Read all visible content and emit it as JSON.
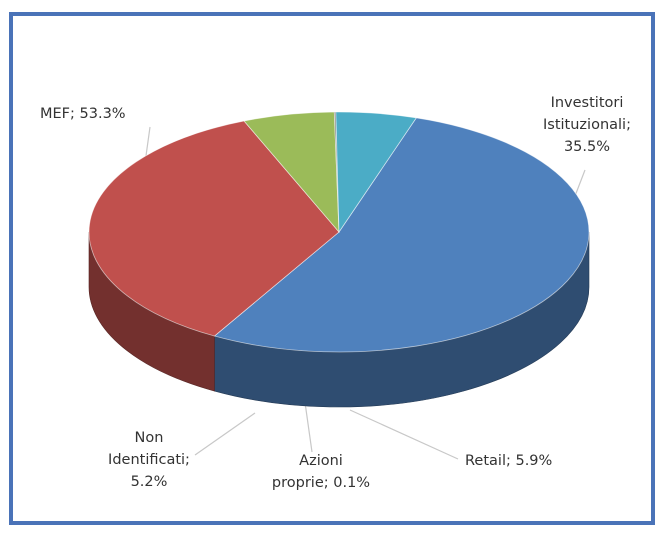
{
  "chart_data": {
    "type": "pie",
    "title": "",
    "three_d": true,
    "legend": "none",
    "slices": [
      {
        "name": "MEF",
        "value": 53.3,
        "color": "#4f81bd"
      },
      {
        "name": "Investitori Istituzionali",
        "value": 35.5,
        "color": "#c0504d"
      },
      {
        "name": "Retail",
        "value": 5.9,
        "color": "#9bbb59"
      },
      {
        "name": "Azioni proprie",
        "value": 0.1,
        "color": "#7f7f7f"
      },
      {
        "name": "Non Identificati",
        "value": 5.2,
        "color": "#4bacc6"
      }
    ],
    "data_labels": [
      [
        "MEF; 53.3%"
      ],
      [
        "Investitori",
        "Istituzionali;",
        "35.5%"
      ],
      [
        "Retail; 5.9%"
      ],
      [
        "Azioni",
        "proprie; 0.1%"
      ],
      [
        "Non",
        "Identificati;",
        "5.2%"
      ]
    ]
  }
}
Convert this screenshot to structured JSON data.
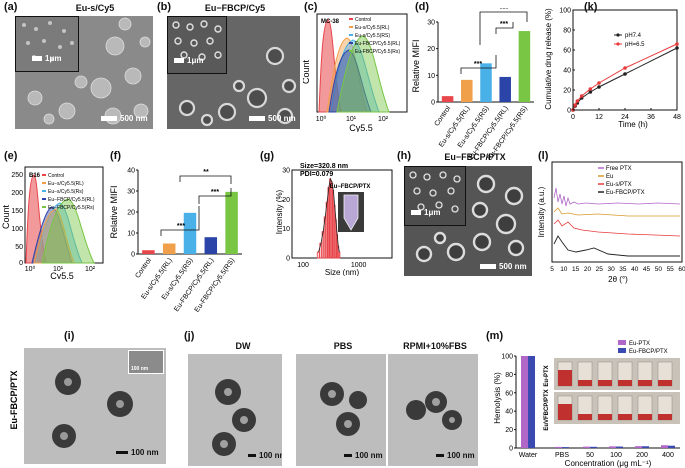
{
  "panels": {
    "a": {
      "label": "(a)",
      "title": "Eu-s/Cy5",
      "inset_scale": "1μm",
      "scale": "500 nm"
    },
    "b": {
      "label": "(b)",
      "title": "Eu−FBCP/Cy5",
      "inset_scale": "1μm",
      "scale": "500 nm"
    },
    "c": {
      "label": "(c)",
      "tag": "MC-38",
      "xlabel": "Cy5.5",
      "ylabel": "Count",
      "legend": [
        "Control",
        "Eu-s/Cy5.5(RL)",
        "Eu-s/Cy5.5(RS)",
        "Eu-FBCP/Cy5.5(RL)",
        "Eu-FBCP/Cy5.5(Rs)"
      ],
      "xticks": [
        "10⁰",
        "10¹",
        "10²"
      ]
    },
    "d": {
      "label": "(d)",
      "ylabel": "Relative MIFI",
      "sig": "***"
    },
    "e": {
      "label": "(e)",
      "tag": "B16",
      "xlabel": "Cy5.5",
      "ylabel": "Count",
      "legend": [
        "Control",
        "Eu−s/Cy5.5(RL)",
        "Eu−s/Cy5.5(Rs)",
        "Eu−FBCP/Cy5.5(RL)",
        "Eu−FBCP/Cy5.5(Rs)"
      ],
      "xticks": [
        "10⁰",
        "10¹",
        "10²"
      ]
    },
    "f": {
      "label": "(f)",
      "ylabel": "Relative MIFI",
      "sig1": "**",
      "sig2": "***",
      "sig3": "***"
    },
    "g": {
      "label": "(g)",
      "size_text": "Size=320.8 nm",
      "pdi_text": "PDI=0.079",
      "inset_title": "Eu−FBCP/PTX",
      "xlabel": "Size (nm)",
      "ylabel": "Intensity (%)"
    },
    "h": {
      "label": "(h)",
      "title": "Eu−FBCP/PTX",
      "inset_scale": "1μm",
      "scale": "500 nm"
    },
    "i": {
      "label": "(i)",
      "side": "Eu-FBCP/PTX",
      "scale": "100 nm",
      "inset_scale": "100 nm"
    },
    "j": {
      "label": "(j)",
      "titles": [
        "DW",
        "PBS",
        "RPMI+10%FBS"
      ],
      "scale": "100 nm"
    },
    "k": {
      "label": "(k)",
      "xlabel": "Time (h)",
      "ylabel": "Cumulative drug release (%)"
    },
    "l": {
      "label": "(l)",
      "xlabel": "2θ (°)",
      "ylabel": "Intensity (a.u.)",
      "legend": [
        "Free PTX",
        "Eu",
        "Eu-s/PTX",
        "Eu-FBCP/PTX"
      ]
    },
    "m": {
      "label": "(m)",
      "xlabel": "Concentration (μg mL⁻¹)",
      "ylabel": "Hemolysis (%)",
      "legend": [
        "Eu-PTX",
        "Eu-FBCP/PTX"
      ],
      "side1": "Eu-PTX",
      "side2": "EuVFBCP/PTX"
    }
  },
  "colors": {
    "control": "#e8464b",
    "rl1": "#f0a04a",
    "rs1": "#4ab1e8",
    "rl2": "#2b44a8",
    "rs2": "#78c644",
    "ph74": "#222222",
    "ph65": "#e83a3a"
  },
  "chart_data": [
    {
      "type": "bar",
      "panel": "d",
      "categories": [
        "Control",
        "Eu-s/Cy5.5(RL)",
        "Eu-s/Cy5.5(RS)",
        "Eu-FBCP/Cy5.5(RL)",
        "Eu-FBCP/Cy5.5(RS)"
      ],
      "values": [
        2.2,
        8.3,
        14.5,
        9.4,
        26.6
      ],
      "yticks": [
        0,
        10,
        20,
        30
      ],
      "ylim": [
        0,
        30
      ]
    },
    {
      "type": "bar",
      "panel": "f",
      "categories": [
        "Control",
        "Eu-s/Cy5.5(RL)",
        "Eu-s/Cy5.5(RS)",
        "Eu-FBCP/Cy5.5(RL)",
        "Eu-FBCP/Cy5.5(RS)"
      ],
      "values": [
        1.8,
        5.0,
        19.6,
        8.0,
        29.6
      ],
      "yticks": [
        0,
        10,
        20,
        30,
        40
      ],
      "ylim": [
        0,
        40
      ]
    },
    {
      "type": "bar",
      "panel": "g",
      "x": [
        180,
        200,
        220,
        240,
        260,
        280,
        300,
        320,
        340,
        360,
        380,
        400,
        420,
        440
      ],
      "values": [
        2,
        5,
        9,
        14,
        19,
        24,
        27,
        26,
        23,
        18,
        13,
        8,
        4,
        2
      ],
      "yticks": [
        0,
        10,
        20,
        30
      ],
      "ylim": [
        0,
        30
      ],
      "xticks": [
        "100",
        "1000"
      ]
    },
    {
      "type": "line",
      "panel": "k",
      "x": [
        0,
        1,
        2,
        4,
        8,
        12,
        24,
        48
      ],
      "series": [
        {
          "name": "pH7.4",
          "values": [
            0,
            4,
            7,
            12,
            18,
            23,
            36,
            62
          ]
        },
        {
          "name": "pH=6.5",
          "values": [
            0,
            5,
            9,
            14,
            21,
            27,
            42,
            66
          ]
        }
      ],
      "xticks": [
        0,
        12,
        24,
        36,
        48
      ],
      "yticks": [
        0,
        20,
        40,
        60,
        80,
        100
      ],
      "ylim": [
        0,
        100
      ],
      "xlim": [
        0,
        48
      ]
    },
    {
      "type": "bar",
      "panel": "m",
      "categories": [
        "Water",
        "PBS",
        "50",
        "100",
        "200",
        "400"
      ],
      "series": [
        {
          "name": "Eu-PTX",
          "values": [
            100,
            1.2,
            1.5,
            1.8,
            2.0,
            3.0
          ]
        },
        {
          "name": "Eu-FBCP/PTX",
          "values": [
            100,
            1.0,
            1.3,
            1.6,
            1.9,
            2.5
          ]
        }
      ],
      "yticks": [
        0,
        20,
        40,
        60,
        80,
        100
      ],
      "ylim": [
        0,
        100
      ]
    },
    {
      "type": "line",
      "panel": "l",
      "xticks": [
        5,
        10,
        15,
        20,
        25,
        30,
        35,
        40,
        45,
        50,
        55,
        60
      ]
    }
  ]
}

........

▶ **WHAT YOU SHOULD DO**:
Transcribe each line above verbatim, with the pictures left out.

▶ **RESPONSE TO THIS EXERCISE**:
Read all visible content and emit it as JSON.
{
  "chart_data": {
    "type": "pie",
    "title": "",
    "three_d": true,
    "legend": "none",
    "slices": [
      {
        "name": "MEF",
        "value": 53.3,
        "color": "#4f81bd"
      },
      {
        "name": "Investitori Istituzionali",
        "value": 35.5,
        "color": "#c0504d"
      },
      {
        "name": "Retail",
        "value": 5.9,
        "color": "#9bbb59"
      },
      {
        "name": "Azioni proprie",
        "value": 0.1,
        "color": "#7f7f7f"
      },
      {
        "name": "Non Identificati",
        "value": 5.2,
        "color": "#4bacc6"
      }
    ],
    "data_labels": [
      [
        "MEF; 53.3%"
      ],
      [
        "Investitori",
        "Istituzionali;",
        "35.5%"
      ],
      [
        "Retail; 5.9%"
      ],
      [
        "Azioni",
        "proprie; 0.1%"
      ],
      [
        "Non",
        "Identificati;",
        "5.2%"
      ]
    ]
  }
}
Convert this screenshot to structured JSON data.
{
  "panels": {
    "a": {
      "label": "(a)",
      "title": "Eu-s/Cy5",
      "inset_scale": "1μm",
      "scale": "500 nm"
    },
    "b": {
      "label": "(b)",
      "title": "Eu−FBCP/Cy5",
      "inset_scale": "1μm",
      "scale": "500 nm"
    },
    "c": {
      "label": "(c)",
      "tag": "MC-38",
      "xlabel": "Cy5.5",
      "ylabel": "Count",
      "legend": [
        "Control",
        "Eu-s/Cy5.5(RL)",
        "Eu-s/Cy5.5(RS)",
        "Eu-FBCP/Cy5.5(RL)",
        "Eu-FBCP/Cy5.5(Rs)"
      ],
      "xticks": [
        "10⁰",
        "10¹",
        "10²"
      ]
    },
    "d": {
      "label": "(d)",
      "ylabel": "Relative MIFI",
      "sig": "***"
    },
    "e": {
      "label": "(e)",
      "tag": "B16",
      "xlabel": "Cy5.5",
      "ylabel": "Count",
      "legend": [
        "Control",
        "Eu−s/Cy5.5(RL)",
        "Eu−s/Cy5.5(Rs)",
        "Eu−FBCP/Cy5.5(RL)",
        "Eu−FBCP/Cy5.5(Rs)"
      ],
      "xticks": [
        "10⁰",
        "10¹",
        "10²"
      ]
    },
    "f": {
      "label": "(f)",
      "ylabel": "Relative MIFI",
      "sig1": "**",
      "sig2": "***",
      "sig3": "***"
    },
    "g": {
      "label": "(g)",
      "size_text": "Size=320.8 nm",
      "pdi_text": "PDI=0.079",
      "inset_title": "Eu−FBCP/PTX",
      "xlabel": "Size (nm)",
      "ylabel": "Intensity (%)"
    },
    "h": {
      "label": "(h)",
      "title": "Eu−FBCP/PTX",
      "inset_scale": "1μm",
      "scale": "500 nm"
    },
    "i": {
      "label": "(i)",
      "side": "Eu-FBCP/PTX",
      "scale": "100 nm",
      "inset_scale": "100 nm"
    },
    "j": {
      "label": "(j)",
      "titles": [
        "DW",
        "PBS",
        "RPMI+10%FBS"
      ],
      "scale": "100 nm"
    },
    "k": {
      "label": "(k)",
      "xlabel": "Time (h)",
      "ylabel": "Cumulative drug release (%)"
    },
    "l": {
      "label": "(l)",
      "xlabel": "2θ (°)",
      "ylabel": "Intensity (a.u.)",
      "legend": [
        "Free PTX",
        "Eu",
        "Eu-s/PTX",
        "Eu-FBCP/PTX"
      ]
    },
    "m": {
      "label": "(m)",
      "xlabel": "Concentration (μg mL⁻¹)",
      "ylabel": "Hemolysis (%)",
      "legend": [
        "Eu-PTX",
        "Eu-FBCP/PTX"
      ],
      "side1": "Eu-PTX",
      "side2": "EuVFBCP/PTX"
    }
  },
  "colors": {
    "control": "#e8464b",
    "rl1": "#f0a04a",
    "rs1": "#4ab1e8",
    "rl2": "#2b44a8",
    "rs2": "#78c644",
    "ph74": "#222222",
    "ph65": "#e83a3a"
  },
  "chart_data": [
    {
      "type": "bar",
      "panel": "d",
      "categories": [
        "Control",
        "Eu-s/Cy5.5(RL)",
        "Eu-s/Cy5.5(RS)",
        "Eu-FBCP/Cy5.5(RL)",
        "Eu-FBCP/Cy5.5(RS)"
      ],
      "values": [
        2.2,
        8.3,
        14.5,
        9.4,
        26.6
      ],
      "yticks": [
        0,
        10,
        20,
        30
      ],
      "ylim": [
        0,
        30
      ]
    },
    {
      "type": "bar",
      "panel": "f",
      "categories": [
        "Control",
        "Eu-s/Cy5.5(RL)",
        "Eu-s/Cy5.5(RS)",
        "Eu-FBCP/Cy5.5(RL)",
        "Eu-FBCP/Cy5.5(RS)"
      ],
      "values": [
        1.8,
        5.0,
        19.6,
        8.0,
        29.6
      ],
      "yticks": [
        0,
        10,
        20,
        30,
        40
      ],
      "ylim": [
        0,
        40
      ]
    },
    {
      "type": "bar",
      "panel": "g",
      "x": [
        180,
        200,
        220,
        240,
        260,
        280,
        300,
        320,
        340,
        360,
        380,
        400,
        420,
        440
      ],
      "values": [
        2,
        5,
        9,
        14,
        19,
        24,
        27,
        26,
        23,
        18,
        13,
        8,
        4,
        2
      ],
      "yticks": [
        0,
        10,
        20,
        30
      ],
      "ylim": [
        0,
        30
      ],
      "xticks": [
        "100",
        "1000"
      ]
    },
    {
      "type": "line",
      "panel": "k",
      "x": [
        0,
        1,
        2,
        4,
        8,
        12,
        24,
        48
      ],
      "series": [
        {
          "name": "pH7.4",
          "values": [
            0,
            4,
            7,
            12,
            18,
            23,
            36,
            62
          ]
        },
        {
          "name": "pH=6.5",
          "values": [
            0,
            5,
            9,
            14,
            21,
            27,
            42,
            66
          ]
        }
      ],
      "xticks": [
        0,
        12,
        24,
        36,
        48
      ],
      "yticks": [
        0,
        20,
        40,
        60,
        80,
        100
      ],
      "ylim": [
        0,
        100
      ],
      "xlim": [
        0,
        48
      ]
    },
    {
      "type": "bar",
      "panel": "m",
      "categories": [
        "Water",
        "PBS",
        "50",
        "100",
        "200",
        "400"
      ],
      "series": [
        {
          "name": "Eu-PTX",
          "values": [
            100,
            1.2,
            1.5,
            1.8,
            2.0,
            3.0
          ]
        },
        {
          "name": "Eu-FBCP/PTX",
          "values": [
            100,
            1.0,
            1.3,
            1.6,
            1.9,
            2.5
          ]
        }
      ],
      "yticks": [
        0,
        20,
        40,
        60,
        80,
        100
      ],
      "ylim": [
        0,
        100
      ]
    },
    {
      "type": "line",
      "panel": "l",
      "xticks": [
        5,
        10,
        15,
        20,
        25,
        30,
        35,
        40,
        45,
        50,
        55,
        60
      ]
    }
  ]
}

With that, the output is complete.